Directive -
Write out each entry again. Keep every word exactly as it is.

Entries shown -

>> Begin

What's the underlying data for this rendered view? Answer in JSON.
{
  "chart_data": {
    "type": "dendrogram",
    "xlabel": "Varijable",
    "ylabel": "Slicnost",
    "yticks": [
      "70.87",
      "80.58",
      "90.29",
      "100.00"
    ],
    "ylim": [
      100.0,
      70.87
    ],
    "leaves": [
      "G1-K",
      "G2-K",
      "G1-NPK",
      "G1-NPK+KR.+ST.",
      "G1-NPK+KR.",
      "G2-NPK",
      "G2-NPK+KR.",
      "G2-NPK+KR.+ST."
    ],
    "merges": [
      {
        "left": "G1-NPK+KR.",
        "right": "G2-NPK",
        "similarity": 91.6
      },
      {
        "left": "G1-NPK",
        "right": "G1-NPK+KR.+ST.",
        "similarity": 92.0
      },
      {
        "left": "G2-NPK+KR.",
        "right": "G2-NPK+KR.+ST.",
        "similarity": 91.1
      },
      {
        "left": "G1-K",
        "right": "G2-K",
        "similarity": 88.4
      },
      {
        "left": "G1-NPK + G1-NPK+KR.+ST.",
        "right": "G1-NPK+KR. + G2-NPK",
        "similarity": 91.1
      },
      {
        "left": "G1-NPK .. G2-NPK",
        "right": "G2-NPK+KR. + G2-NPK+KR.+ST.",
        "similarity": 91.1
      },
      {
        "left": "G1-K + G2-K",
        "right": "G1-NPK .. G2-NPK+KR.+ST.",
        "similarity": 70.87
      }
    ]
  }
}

>> End

The answer -
What's the underlying data for this rendered view? Answer in JSON.
{
  "chart_data": {
    "type": "dendrogram",
    "xlabel": "Varijable",
    "ylabel": "Slicnost",
    "yticks": [
      "70.87",
      "80.58",
      "90.29",
      "100.00"
    ],
    "ylim": [
      100.0,
      70.87
    ],
    "leaves": [
      "G1-K",
      "G2-K",
      "G1-NPK",
      "G1-NPK+KR.+ST.",
      "G1-NPK+KR.",
      "G2-NPK",
      "G2-NPK+KR.",
      "G2-NPK+KR.+ST."
    ],
    "merges": [
      {
        "left": "G1-NPK+KR.",
        "right": "G2-NPK",
        "similarity": 91.6
      },
      {
        "left": "G1-NPK",
        "right": "G1-NPK+KR.+ST.",
        "similarity": 92.0
      },
      {
        "left": "G2-NPK+KR.",
        "right": "G2-NPK+KR.+ST.",
        "similarity": 91.1
      },
      {
        "left": "G1-K",
        "right": "G2-K",
        "similarity": 88.4
      },
      {
        "left": "G1-NPK + G1-NPK+KR.+ST.",
        "right": "G1-NPK+KR. + G2-NPK",
        "similarity": 91.1
      },
      {
        "left": "G1-NPK .. G2-NPK",
        "right": "G2-NPK+KR. + G2-NPK+KR.+ST.",
        "similarity": 91.1
      },
      {
        "left": "G1-K + G2-K",
        "right": "G1-NPK .. G2-NPK+KR.+ST.",
        "similarity": 70.87
      }
    ]
  }
}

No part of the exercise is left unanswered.